| EXERCISE DESCRIPTION |
Locate the word "Indice" in the material, then show every line that holds it.
[begin RECORDS SHOWN]
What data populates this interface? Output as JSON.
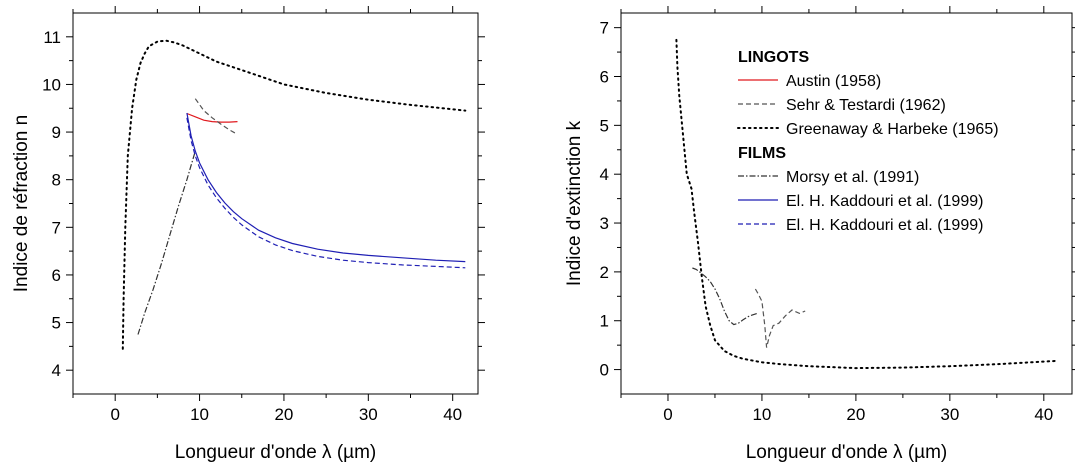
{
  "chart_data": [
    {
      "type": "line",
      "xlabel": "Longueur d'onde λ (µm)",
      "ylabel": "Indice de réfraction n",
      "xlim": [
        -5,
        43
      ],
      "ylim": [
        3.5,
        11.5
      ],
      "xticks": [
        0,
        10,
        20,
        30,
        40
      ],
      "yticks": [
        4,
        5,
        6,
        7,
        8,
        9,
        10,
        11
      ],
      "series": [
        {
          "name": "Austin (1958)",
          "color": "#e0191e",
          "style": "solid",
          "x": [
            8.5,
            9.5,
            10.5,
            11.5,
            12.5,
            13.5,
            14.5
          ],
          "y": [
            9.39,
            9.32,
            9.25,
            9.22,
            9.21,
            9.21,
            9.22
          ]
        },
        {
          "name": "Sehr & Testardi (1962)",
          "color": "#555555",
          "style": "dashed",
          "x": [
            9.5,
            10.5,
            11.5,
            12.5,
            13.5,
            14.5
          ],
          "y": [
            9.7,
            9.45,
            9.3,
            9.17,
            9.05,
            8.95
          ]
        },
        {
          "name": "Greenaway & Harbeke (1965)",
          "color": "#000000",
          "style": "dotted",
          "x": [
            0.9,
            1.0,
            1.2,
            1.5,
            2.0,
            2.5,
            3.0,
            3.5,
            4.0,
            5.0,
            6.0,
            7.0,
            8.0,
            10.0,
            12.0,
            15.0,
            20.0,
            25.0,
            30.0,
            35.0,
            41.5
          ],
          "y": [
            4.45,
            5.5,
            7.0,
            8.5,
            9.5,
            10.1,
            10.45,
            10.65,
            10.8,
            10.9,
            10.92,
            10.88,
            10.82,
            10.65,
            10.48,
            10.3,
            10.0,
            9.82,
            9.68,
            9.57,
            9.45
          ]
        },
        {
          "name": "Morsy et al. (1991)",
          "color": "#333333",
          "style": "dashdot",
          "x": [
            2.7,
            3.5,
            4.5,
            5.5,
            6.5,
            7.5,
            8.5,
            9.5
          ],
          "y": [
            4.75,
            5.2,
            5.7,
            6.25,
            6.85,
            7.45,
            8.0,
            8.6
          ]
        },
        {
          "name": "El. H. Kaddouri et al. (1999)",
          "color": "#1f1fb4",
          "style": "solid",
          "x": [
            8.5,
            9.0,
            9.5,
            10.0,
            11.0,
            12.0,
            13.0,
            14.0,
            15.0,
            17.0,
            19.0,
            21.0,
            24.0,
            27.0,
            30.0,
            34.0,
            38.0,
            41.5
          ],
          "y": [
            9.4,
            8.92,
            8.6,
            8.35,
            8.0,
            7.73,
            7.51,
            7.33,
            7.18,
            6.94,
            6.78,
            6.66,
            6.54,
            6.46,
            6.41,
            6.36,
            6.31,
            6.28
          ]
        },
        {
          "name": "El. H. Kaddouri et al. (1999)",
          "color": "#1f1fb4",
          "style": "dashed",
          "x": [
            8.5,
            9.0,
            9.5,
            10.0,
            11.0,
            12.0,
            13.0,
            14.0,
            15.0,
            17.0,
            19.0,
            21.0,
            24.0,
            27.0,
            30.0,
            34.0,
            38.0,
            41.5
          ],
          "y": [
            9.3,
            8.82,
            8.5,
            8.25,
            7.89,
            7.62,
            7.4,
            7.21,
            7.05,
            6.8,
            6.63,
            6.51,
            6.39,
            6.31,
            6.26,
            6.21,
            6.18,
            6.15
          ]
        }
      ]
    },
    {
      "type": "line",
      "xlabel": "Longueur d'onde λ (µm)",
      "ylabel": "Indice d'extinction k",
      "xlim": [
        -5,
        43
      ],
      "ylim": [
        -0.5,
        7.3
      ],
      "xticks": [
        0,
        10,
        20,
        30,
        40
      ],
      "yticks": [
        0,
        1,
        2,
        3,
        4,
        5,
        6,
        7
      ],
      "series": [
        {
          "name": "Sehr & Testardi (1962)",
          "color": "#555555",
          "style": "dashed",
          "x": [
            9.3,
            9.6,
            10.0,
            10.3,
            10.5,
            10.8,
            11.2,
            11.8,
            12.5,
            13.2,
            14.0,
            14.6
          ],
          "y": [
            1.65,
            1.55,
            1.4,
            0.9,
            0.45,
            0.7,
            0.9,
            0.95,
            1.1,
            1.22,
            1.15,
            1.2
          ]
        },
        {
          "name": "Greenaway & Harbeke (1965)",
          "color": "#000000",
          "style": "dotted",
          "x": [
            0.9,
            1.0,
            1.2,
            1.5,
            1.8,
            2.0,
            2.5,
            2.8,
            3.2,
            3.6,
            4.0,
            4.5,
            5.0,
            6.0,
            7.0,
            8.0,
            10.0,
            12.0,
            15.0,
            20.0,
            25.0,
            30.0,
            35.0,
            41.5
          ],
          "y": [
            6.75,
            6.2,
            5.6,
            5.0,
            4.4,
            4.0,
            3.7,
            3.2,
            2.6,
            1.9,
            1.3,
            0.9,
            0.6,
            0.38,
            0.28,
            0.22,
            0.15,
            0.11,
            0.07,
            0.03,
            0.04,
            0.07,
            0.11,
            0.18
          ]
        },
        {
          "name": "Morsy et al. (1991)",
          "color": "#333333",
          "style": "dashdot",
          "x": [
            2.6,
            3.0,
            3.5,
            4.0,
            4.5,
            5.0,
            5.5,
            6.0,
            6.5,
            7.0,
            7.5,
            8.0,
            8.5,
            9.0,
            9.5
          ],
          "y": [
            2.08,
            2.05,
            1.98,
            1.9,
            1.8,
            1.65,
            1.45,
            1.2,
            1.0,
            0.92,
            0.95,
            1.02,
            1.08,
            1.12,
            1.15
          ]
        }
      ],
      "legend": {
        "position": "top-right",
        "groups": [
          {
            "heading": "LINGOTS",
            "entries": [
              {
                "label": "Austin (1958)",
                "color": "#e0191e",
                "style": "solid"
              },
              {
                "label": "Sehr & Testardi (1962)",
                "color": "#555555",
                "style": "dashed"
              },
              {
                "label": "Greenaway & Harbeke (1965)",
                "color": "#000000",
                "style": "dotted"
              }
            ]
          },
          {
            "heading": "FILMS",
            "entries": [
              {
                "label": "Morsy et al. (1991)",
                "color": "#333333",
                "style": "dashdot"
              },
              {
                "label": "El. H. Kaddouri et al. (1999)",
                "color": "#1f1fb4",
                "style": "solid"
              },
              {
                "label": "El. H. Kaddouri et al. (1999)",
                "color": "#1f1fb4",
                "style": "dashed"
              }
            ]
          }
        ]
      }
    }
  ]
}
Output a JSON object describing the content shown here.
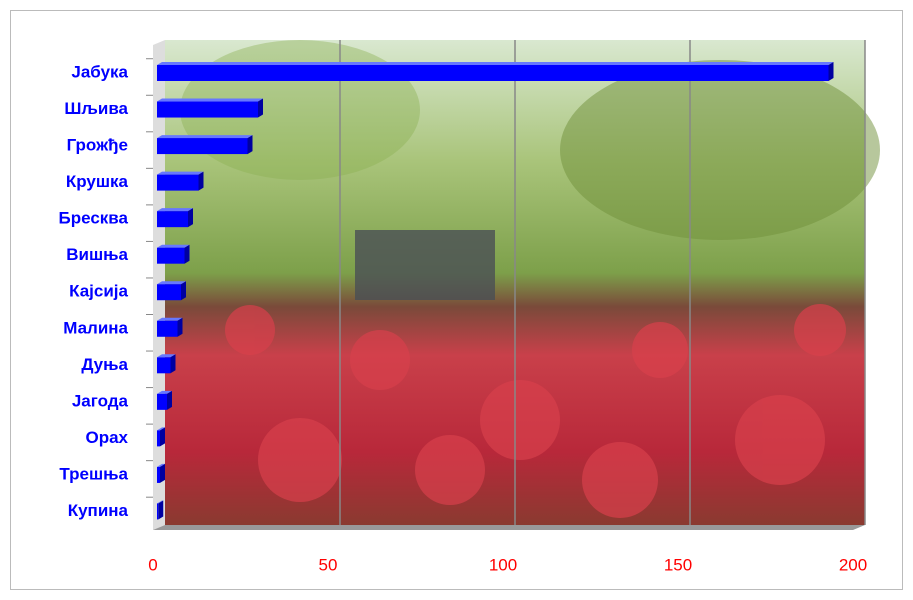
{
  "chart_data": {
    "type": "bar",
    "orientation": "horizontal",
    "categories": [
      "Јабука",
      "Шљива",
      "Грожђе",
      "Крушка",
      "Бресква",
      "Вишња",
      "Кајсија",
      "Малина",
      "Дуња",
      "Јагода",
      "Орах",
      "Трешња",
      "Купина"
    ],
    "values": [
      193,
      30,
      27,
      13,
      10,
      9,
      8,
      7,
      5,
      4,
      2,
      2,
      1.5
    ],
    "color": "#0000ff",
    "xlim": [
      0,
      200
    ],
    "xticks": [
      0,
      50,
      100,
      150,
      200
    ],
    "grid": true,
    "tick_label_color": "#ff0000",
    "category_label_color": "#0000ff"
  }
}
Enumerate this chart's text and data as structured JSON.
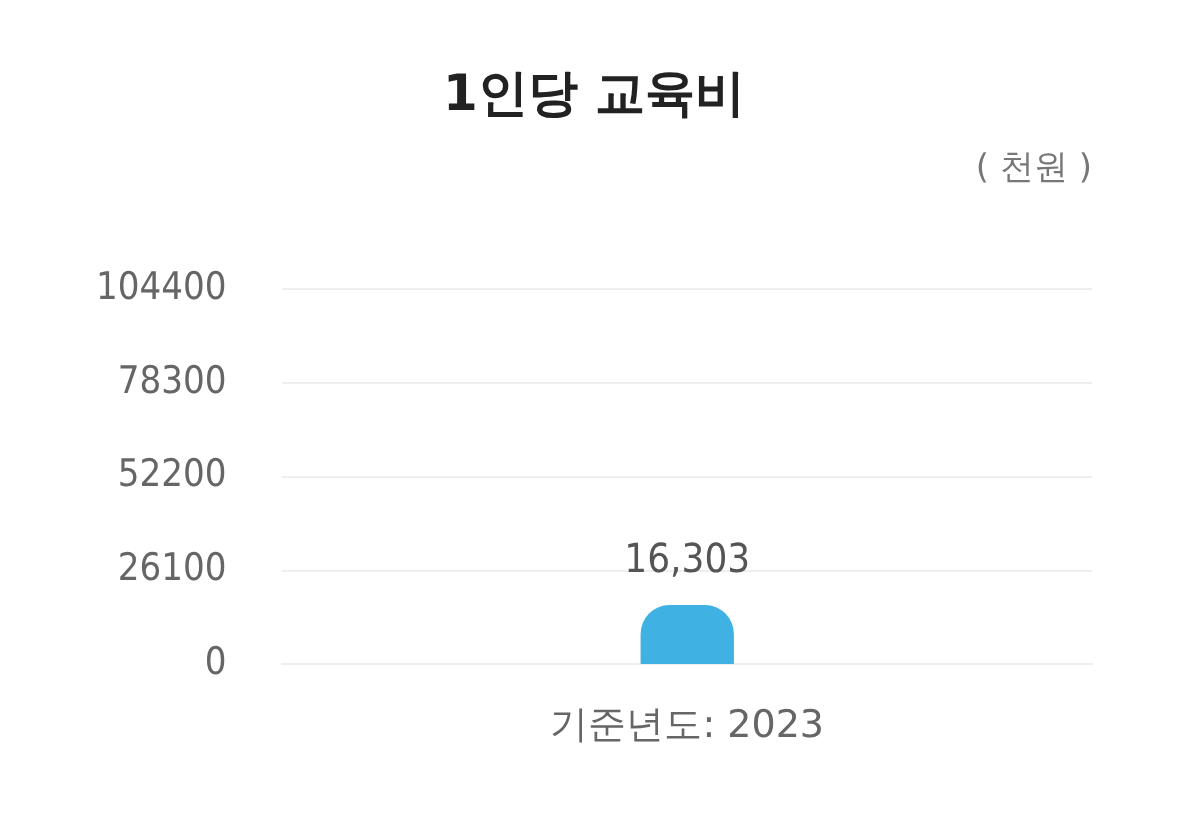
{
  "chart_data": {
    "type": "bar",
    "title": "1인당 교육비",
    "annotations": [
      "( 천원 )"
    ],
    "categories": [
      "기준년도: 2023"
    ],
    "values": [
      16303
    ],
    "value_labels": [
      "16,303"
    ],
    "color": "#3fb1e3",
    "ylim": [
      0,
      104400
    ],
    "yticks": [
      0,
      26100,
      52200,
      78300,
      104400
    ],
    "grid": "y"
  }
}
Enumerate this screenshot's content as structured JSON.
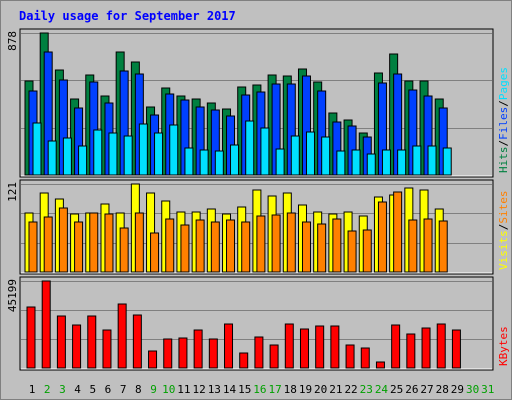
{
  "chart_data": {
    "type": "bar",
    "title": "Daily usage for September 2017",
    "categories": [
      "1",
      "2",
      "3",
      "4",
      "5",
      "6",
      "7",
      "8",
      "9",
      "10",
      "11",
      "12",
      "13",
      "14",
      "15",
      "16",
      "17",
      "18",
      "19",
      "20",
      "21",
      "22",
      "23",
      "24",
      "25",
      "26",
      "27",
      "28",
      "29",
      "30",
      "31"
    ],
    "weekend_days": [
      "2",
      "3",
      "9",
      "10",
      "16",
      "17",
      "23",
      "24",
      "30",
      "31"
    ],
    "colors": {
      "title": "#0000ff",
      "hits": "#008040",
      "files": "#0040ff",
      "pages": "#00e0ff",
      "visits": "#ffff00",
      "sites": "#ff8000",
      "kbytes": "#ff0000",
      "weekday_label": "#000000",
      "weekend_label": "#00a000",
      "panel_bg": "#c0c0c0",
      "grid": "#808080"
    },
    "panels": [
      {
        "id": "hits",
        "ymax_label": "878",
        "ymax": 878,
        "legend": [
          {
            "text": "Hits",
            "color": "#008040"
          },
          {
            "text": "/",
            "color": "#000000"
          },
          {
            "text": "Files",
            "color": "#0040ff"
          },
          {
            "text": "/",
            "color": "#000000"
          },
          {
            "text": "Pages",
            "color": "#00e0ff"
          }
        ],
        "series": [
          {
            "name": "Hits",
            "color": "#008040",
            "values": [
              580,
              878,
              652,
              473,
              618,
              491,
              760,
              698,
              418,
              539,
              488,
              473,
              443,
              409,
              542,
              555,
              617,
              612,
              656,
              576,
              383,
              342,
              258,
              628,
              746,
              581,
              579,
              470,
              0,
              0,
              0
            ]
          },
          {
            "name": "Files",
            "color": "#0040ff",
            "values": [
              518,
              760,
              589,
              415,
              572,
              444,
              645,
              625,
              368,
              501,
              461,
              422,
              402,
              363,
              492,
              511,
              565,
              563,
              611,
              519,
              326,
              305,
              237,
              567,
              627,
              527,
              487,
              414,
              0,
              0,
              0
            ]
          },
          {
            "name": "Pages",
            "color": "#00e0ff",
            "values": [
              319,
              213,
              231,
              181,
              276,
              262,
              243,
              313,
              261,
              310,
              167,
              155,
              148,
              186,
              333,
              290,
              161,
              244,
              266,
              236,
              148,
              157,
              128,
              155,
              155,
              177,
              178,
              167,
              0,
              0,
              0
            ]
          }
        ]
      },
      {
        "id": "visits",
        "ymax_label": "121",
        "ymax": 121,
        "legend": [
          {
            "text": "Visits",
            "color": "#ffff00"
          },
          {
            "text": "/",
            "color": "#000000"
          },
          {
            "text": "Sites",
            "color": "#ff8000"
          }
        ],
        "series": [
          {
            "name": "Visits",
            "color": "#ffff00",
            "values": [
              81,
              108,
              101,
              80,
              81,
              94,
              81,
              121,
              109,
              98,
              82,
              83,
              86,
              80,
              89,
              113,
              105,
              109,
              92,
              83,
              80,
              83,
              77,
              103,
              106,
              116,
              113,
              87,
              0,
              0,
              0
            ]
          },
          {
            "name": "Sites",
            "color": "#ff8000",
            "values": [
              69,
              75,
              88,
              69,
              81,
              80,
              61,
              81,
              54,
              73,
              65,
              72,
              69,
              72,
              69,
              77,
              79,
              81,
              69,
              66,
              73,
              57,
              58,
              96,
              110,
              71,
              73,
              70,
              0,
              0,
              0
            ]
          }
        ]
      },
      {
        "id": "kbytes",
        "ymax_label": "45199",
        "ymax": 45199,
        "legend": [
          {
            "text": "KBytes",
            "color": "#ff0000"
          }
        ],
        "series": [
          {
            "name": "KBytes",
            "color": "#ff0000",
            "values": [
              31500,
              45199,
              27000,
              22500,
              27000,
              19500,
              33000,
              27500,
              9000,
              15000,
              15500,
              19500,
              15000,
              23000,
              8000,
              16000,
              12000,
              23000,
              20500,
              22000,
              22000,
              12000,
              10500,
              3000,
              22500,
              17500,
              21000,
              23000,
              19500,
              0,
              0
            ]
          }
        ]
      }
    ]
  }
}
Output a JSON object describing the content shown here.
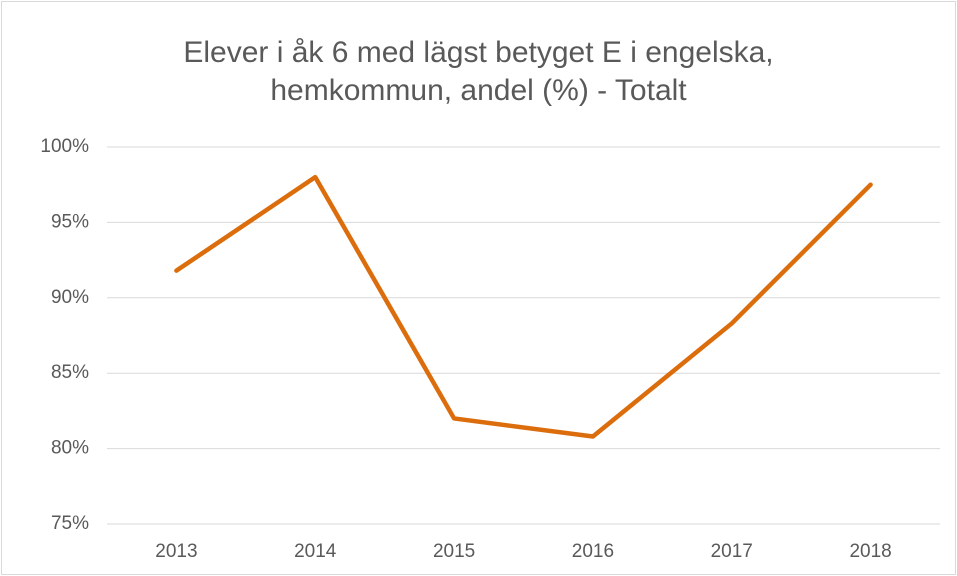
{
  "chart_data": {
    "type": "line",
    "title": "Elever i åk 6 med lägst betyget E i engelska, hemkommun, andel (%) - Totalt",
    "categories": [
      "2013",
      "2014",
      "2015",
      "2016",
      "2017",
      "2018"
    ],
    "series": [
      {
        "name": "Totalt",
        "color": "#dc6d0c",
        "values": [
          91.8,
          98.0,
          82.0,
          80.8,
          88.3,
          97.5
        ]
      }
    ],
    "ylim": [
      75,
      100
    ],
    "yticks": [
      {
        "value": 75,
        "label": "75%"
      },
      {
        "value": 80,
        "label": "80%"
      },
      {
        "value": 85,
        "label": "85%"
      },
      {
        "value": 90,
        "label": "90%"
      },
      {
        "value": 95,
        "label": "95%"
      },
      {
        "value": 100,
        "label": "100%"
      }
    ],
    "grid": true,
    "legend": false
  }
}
[end RECORDS SHOWN]
| THE COMPLETED TASK |
      "ylabel": "Indice de réfraction n",
      "ylabel": "Indice d'extinction k",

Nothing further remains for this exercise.